Figure content listings:
==*==
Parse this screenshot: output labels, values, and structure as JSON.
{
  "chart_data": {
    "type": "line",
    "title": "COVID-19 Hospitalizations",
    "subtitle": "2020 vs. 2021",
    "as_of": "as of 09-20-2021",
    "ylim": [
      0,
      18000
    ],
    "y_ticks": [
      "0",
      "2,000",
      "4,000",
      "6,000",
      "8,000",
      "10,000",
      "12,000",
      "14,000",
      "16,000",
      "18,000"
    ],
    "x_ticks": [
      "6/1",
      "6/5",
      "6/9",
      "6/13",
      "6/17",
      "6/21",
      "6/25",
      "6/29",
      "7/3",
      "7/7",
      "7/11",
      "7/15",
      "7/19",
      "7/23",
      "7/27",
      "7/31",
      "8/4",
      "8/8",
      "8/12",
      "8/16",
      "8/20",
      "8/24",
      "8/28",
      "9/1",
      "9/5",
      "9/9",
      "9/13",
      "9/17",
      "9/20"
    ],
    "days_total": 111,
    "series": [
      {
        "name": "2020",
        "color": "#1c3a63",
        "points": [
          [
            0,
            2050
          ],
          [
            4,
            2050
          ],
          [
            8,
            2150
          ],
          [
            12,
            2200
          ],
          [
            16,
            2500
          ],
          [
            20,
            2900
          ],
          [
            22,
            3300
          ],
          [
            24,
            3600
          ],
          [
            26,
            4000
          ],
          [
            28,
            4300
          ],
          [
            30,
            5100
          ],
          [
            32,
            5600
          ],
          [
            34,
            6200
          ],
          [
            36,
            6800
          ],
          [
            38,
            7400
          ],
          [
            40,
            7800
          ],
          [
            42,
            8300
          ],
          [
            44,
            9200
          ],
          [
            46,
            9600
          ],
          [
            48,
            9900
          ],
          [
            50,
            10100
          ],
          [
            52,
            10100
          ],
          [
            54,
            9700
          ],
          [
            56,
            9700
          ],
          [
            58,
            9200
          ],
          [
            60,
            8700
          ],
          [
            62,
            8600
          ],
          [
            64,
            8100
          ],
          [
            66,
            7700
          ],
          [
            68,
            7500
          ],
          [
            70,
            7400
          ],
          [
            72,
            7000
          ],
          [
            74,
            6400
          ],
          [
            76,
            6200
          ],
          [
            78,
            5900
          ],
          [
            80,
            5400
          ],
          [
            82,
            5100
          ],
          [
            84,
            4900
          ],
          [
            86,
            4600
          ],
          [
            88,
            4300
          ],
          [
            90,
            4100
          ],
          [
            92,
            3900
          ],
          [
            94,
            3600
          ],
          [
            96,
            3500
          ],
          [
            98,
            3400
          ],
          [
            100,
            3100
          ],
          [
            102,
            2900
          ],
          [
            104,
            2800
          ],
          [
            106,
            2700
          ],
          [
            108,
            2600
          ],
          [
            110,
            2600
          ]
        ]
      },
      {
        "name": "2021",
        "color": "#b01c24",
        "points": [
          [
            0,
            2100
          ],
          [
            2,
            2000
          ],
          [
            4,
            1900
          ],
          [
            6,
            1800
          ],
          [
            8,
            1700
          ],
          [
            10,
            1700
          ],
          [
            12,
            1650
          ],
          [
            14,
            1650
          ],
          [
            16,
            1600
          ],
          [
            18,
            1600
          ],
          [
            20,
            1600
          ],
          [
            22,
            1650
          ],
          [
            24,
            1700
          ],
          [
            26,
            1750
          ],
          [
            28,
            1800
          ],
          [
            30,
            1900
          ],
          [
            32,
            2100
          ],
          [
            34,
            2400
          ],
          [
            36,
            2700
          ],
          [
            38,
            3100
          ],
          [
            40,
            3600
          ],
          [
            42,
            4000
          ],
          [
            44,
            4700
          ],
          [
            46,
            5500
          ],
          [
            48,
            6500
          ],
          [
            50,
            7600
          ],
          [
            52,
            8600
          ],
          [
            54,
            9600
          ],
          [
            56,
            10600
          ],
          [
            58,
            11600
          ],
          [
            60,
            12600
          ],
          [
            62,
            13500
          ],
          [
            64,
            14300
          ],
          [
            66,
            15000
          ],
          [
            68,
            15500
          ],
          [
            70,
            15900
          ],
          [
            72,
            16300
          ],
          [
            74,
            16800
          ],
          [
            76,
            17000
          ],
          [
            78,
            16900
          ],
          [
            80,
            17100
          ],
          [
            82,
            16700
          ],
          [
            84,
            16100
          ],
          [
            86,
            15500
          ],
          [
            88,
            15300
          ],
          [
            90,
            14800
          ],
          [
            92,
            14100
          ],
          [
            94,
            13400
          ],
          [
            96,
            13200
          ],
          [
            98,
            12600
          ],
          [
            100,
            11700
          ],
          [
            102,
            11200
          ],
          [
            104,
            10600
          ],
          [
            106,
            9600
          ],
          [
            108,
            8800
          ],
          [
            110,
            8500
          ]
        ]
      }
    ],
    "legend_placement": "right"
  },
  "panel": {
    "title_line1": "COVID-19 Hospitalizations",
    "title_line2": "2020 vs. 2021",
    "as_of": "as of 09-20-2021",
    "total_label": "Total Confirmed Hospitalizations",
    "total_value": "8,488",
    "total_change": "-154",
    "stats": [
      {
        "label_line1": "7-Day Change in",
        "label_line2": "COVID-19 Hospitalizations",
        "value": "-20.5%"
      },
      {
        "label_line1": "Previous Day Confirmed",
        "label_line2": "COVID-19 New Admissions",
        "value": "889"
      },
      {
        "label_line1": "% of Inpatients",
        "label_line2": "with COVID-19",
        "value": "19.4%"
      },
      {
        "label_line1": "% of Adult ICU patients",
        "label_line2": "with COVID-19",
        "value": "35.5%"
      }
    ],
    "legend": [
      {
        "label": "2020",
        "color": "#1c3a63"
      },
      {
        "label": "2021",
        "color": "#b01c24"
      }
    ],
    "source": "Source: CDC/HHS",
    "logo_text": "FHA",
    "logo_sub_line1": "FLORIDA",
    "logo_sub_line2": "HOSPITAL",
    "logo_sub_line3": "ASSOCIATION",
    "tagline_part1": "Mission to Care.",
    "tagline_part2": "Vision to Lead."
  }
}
==*==
[YOUR INSTRUCTIONS] From the entries above, copy every line containing the word "Hospitalizations".

[EXERCISE RESPONSE]
    "title": "COVID-19 Hospitalizations",
    "title_line1": "COVID-19 Hospitalizations",
    "total_label": "Total Confirmed Hospitalizations",
        "label_line2": "COVID-19 Hospitalizations",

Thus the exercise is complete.